_Source document_
# # # # #

Regarding remedies for lack of conformity, the SGD borrows several solutions from the repealed Directive 1999/44/EC on consumer sales. In accordance with the latter as well as the Directive 2019/770/EU on the supply of digital content and digital services, priority should be given to proper performance of the contractual obligations by bringing the goods into conformity.

56

The SGD does not affect the freedom of Member States to regulate aspects of general contract law, or the right to damages. This leaves the question open on if and to what extent the consumer may recur to different remedies provided by national law. In this concern, it seems reasonable that the consumer shall at least not be allowed to by-pass the system of remedies provided for in the SGD to access other remedies provided by national law if the remedies provided for by the directive are still enforceable. The EU legislator also decided to not affect the freedom of Member States to allow consumers to choose a specific remedy, if the lack of conformity of the goods becomes apparent within a period after delivery, not exceeding 30 days, and also to determine the length of limitation periods. Also, the maintenance or introduction of an obligation to notify the detection of a lack of conformity is left in the hands of national legislators. This delivers a contribution to the fragmentation of the national solutions resulting from the implementation of the SGD, thereby impairing consistency and the realisation of an efficient EU market for goods with digital elements.

# # # # #

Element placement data
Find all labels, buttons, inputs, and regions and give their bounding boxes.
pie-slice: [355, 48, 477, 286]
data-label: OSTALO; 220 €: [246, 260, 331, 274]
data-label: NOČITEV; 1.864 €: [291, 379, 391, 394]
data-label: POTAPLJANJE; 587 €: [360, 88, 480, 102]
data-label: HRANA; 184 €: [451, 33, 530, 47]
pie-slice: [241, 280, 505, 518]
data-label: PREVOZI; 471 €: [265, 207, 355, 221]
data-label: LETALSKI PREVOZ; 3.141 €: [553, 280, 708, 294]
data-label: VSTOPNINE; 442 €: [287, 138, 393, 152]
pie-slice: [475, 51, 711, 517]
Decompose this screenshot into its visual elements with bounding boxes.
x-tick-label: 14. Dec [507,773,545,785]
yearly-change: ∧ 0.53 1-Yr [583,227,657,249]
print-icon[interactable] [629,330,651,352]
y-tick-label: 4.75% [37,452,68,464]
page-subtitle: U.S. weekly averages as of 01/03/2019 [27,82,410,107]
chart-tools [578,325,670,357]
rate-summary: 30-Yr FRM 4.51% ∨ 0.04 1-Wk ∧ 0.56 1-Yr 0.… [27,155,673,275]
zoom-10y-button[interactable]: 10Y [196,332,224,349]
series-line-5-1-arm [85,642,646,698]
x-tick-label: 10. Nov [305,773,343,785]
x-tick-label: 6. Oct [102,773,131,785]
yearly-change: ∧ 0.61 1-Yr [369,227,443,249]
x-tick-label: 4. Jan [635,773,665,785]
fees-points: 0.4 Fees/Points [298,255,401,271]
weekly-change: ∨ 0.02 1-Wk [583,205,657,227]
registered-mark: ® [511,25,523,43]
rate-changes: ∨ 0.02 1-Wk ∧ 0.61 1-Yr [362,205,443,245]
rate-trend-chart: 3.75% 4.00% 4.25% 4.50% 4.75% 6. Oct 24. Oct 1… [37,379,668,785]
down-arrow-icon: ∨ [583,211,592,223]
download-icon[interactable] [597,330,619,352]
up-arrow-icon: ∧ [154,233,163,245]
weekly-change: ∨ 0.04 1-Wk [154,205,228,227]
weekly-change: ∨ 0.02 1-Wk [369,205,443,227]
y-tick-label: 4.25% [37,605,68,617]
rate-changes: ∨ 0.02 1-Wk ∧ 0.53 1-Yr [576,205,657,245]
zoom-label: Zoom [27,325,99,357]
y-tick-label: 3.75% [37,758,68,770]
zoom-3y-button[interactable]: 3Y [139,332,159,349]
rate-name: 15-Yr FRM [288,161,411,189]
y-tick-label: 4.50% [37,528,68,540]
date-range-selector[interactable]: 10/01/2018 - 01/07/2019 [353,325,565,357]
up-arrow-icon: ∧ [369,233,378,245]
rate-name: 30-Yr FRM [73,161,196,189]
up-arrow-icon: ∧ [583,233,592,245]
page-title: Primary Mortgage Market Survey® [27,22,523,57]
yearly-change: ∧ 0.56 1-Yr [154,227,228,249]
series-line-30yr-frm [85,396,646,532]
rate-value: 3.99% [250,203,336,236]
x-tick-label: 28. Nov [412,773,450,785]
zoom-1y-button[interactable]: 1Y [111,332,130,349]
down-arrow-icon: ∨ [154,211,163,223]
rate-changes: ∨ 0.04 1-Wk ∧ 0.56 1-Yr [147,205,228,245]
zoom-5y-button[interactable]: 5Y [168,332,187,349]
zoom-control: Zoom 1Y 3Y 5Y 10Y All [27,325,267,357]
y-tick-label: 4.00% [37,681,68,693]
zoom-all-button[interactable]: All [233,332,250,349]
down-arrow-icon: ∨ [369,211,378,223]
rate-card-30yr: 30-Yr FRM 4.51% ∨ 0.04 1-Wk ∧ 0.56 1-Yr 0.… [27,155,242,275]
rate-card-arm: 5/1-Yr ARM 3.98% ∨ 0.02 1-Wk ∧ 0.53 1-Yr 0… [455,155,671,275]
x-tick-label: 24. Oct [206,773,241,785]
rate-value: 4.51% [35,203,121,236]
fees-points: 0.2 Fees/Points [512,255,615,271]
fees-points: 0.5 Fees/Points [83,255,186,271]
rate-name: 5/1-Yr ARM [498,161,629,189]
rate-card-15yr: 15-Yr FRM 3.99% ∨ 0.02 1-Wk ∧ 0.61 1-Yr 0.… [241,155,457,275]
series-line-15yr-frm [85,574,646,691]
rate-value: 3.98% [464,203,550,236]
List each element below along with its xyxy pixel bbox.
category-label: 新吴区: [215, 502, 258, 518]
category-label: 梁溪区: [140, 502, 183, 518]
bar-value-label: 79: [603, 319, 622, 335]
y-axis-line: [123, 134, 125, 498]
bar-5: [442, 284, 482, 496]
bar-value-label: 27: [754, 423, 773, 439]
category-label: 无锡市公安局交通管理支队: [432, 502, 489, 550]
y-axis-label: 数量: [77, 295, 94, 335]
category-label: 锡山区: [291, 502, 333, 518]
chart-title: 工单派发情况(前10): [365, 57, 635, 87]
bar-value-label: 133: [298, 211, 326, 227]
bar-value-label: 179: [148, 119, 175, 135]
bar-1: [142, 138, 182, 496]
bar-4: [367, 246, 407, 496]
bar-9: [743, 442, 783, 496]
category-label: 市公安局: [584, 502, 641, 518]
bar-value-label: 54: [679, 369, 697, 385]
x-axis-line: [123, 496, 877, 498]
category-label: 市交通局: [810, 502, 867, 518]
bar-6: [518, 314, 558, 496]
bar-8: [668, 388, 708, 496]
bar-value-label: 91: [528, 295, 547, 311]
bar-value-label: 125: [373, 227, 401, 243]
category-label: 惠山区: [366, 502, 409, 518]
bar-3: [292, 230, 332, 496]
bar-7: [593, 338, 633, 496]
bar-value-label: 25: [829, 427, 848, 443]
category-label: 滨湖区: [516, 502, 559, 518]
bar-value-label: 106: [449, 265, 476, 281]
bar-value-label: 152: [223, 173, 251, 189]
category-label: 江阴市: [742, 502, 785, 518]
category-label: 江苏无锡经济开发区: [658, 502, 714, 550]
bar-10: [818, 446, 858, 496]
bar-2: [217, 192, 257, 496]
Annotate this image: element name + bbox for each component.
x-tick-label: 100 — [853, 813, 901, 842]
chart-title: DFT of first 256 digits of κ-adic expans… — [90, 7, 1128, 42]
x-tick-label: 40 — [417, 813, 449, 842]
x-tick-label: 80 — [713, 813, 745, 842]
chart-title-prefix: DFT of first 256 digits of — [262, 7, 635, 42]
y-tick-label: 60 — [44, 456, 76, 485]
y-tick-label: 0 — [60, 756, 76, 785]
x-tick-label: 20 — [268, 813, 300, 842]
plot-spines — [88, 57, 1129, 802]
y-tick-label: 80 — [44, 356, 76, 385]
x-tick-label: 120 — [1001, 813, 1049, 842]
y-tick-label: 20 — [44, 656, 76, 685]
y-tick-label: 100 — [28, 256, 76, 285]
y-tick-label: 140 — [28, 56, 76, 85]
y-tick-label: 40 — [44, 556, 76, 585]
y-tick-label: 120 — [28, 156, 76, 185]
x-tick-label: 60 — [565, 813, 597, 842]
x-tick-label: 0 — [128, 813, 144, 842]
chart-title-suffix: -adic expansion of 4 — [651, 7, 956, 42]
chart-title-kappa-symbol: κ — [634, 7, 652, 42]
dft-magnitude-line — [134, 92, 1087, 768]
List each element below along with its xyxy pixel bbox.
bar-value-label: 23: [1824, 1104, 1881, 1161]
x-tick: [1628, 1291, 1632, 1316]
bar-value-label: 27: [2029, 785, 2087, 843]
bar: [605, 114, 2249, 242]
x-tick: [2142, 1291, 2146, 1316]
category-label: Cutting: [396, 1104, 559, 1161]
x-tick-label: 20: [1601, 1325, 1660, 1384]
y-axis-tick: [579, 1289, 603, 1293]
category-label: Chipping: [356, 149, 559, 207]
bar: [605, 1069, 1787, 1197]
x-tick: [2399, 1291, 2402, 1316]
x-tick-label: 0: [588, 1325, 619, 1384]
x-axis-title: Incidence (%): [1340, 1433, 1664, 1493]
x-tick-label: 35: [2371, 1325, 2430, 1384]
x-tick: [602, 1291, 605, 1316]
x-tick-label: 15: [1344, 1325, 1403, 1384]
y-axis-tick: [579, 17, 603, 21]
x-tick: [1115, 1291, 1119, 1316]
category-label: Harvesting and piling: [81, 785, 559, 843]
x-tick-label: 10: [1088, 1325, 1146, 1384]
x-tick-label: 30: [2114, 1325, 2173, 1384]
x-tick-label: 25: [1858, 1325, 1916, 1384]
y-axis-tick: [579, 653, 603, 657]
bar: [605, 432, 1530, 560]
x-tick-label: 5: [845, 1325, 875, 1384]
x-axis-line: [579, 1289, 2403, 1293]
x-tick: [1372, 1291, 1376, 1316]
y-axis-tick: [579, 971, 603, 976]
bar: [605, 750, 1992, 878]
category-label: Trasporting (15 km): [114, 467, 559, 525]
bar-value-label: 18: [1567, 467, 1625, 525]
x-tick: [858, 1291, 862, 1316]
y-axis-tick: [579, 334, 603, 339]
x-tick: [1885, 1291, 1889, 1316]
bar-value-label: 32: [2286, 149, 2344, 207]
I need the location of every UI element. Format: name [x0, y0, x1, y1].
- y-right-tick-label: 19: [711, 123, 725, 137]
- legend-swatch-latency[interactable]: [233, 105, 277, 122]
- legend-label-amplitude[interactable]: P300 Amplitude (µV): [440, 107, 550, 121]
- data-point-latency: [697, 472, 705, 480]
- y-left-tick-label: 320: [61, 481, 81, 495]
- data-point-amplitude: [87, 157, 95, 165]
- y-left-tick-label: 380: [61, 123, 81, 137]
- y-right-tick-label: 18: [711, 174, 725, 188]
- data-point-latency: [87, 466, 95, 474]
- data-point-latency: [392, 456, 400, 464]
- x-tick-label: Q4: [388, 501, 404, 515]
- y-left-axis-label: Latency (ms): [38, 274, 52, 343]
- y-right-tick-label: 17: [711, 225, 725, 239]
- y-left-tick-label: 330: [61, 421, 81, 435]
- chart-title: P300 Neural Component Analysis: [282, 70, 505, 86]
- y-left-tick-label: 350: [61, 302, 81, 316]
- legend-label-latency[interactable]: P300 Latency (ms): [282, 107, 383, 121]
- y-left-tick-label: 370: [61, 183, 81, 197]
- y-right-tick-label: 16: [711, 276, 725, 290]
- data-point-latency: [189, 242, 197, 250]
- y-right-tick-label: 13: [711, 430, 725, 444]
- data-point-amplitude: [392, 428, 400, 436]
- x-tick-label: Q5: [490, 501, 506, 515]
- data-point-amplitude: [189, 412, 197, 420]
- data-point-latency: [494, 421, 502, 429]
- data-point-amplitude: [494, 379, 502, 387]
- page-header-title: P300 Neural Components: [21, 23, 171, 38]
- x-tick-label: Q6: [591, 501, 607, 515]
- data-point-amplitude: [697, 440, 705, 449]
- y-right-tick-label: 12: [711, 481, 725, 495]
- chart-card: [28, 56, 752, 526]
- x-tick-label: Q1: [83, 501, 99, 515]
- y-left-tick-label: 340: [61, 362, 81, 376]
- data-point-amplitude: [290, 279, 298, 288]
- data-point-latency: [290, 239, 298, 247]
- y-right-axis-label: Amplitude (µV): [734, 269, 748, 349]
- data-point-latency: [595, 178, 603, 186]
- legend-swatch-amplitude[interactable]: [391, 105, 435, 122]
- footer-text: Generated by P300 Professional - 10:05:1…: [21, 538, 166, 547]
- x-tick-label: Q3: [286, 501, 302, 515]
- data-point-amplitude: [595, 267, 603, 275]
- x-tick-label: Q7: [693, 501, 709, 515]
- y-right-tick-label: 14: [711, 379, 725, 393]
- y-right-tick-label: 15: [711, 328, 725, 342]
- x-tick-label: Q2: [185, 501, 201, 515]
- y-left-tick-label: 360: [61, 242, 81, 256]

# # # # #

_Task instructions_
From the passage on consumer remedies under the SGD, quote the text word for word, beginning at the words "Regarding remedies for" and stopping after "goods into conformity.".

_Full answer_
Regarding remedies for lack of conformity, the SGD borrows several solutions from the repealed Directive 1999/44/EC on consumer sales. In accordance with the latter as well as the Directive 2019/770/EU on the supply of digital content and digital services, priority should be given to proper performance of the contractual obligations by bringing the goods into conformity.